Page extract
----------------------------------------
Insulin replacement therapy in diabetic rats using an osmotic pump normalizes protein and mrna levels of enzymes key to hepatic carbohydrate metabolism

In previous studies we demonstrated the failure of hepatic protein and mRNA levels of phosphoenolpyruvate carboxykinase (PEPCK), glycogen synthase (GS) and glycogen phosphorylase (GP) to return to control levels in the insulininjected diabetic rat. The purpose of this study was to determine whether these results are a consequence of the insulin replacement therapy or a new homeostasis resulting from the diabetic condition. Alloxan-diabetic rats received similar amounts of insulin for 5 days, either by twice daily injections (TDI) or continuous subcutaneous infusion (CSI) using an Alzet osmotic pump. While TDI brought blood glucose levels within normal limits, there were transient hyperglycémie fluctuations between injections over a 24 hour period. These variations in blood glucose levels were not observed in the CSI animals which were strictly controlled at normal levels. PEPCK, GS and GP protein and mRNA from TDI rats were identical to those previously observed. In contrast, all the aforementioned protein and mRNA levels returned to control levels in CSI-treated animals. This data emphasizes the effects of altered blood glucose levels on hepatic carbohydrate metabolism, and further emphasizes the importance of strictly regulating blood glucose in the treatment of insulin-dependent diabetes.
----------------------------------------
Data for review

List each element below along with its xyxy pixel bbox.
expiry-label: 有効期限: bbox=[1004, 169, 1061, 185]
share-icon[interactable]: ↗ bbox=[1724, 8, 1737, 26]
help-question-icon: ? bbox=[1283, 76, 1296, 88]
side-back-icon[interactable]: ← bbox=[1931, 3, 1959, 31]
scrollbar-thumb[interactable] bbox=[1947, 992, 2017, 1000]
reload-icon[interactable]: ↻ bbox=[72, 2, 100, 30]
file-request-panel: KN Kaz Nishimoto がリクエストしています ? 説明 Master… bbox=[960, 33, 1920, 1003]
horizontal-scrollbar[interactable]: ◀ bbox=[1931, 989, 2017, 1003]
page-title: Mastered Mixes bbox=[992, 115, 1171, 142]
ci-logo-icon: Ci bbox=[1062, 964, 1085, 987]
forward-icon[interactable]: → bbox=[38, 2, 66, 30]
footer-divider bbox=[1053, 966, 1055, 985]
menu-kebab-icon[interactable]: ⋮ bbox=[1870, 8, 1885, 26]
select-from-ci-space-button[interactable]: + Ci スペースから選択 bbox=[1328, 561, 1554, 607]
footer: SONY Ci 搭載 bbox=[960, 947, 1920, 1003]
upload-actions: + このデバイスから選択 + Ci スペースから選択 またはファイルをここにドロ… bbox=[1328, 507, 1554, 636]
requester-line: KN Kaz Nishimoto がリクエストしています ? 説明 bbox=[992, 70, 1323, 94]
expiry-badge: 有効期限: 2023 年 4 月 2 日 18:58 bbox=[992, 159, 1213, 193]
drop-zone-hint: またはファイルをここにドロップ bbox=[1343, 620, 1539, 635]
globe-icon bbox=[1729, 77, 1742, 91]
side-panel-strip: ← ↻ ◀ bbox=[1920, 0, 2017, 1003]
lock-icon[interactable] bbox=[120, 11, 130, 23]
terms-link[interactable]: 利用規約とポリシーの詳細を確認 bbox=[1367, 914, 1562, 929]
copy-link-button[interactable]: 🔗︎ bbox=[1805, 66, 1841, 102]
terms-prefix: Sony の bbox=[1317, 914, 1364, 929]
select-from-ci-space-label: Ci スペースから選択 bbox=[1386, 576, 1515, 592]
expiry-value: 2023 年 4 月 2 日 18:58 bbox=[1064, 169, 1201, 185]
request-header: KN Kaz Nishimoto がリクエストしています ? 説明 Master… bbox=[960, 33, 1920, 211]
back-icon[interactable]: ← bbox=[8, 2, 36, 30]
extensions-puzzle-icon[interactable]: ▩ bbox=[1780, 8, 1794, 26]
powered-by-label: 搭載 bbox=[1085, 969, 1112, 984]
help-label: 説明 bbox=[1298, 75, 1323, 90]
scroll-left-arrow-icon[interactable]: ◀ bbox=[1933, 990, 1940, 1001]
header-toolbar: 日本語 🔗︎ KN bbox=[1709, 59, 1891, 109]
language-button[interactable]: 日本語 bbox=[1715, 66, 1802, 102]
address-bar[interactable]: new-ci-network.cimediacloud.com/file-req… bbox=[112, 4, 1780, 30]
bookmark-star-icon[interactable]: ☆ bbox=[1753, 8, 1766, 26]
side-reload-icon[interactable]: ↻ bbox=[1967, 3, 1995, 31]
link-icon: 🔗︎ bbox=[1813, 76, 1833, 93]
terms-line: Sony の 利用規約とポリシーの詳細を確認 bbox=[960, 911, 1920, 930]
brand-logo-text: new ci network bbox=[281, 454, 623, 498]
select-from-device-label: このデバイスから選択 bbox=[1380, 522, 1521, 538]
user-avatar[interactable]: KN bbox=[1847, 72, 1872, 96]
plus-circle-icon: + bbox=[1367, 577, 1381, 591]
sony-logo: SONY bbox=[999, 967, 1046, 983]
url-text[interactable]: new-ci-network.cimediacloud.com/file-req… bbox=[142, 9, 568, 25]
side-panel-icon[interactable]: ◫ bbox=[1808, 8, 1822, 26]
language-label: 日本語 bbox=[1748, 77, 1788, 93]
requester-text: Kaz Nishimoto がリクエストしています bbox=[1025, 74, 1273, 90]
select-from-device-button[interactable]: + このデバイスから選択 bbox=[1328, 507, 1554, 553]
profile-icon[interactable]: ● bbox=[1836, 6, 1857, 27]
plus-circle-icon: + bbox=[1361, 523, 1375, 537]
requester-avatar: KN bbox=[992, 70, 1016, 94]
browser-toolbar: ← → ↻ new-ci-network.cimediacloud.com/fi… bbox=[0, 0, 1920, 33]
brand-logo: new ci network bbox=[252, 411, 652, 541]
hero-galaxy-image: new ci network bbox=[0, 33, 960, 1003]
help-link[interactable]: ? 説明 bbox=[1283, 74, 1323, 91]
----------------------------------------
Task item
In the abstract on insulin therapy in diabetic rats, what device delivered the continuous subcutaneous infusion? Base your answer only on the text, not on the records.

Solution for this task
An Alzet osmotic pump.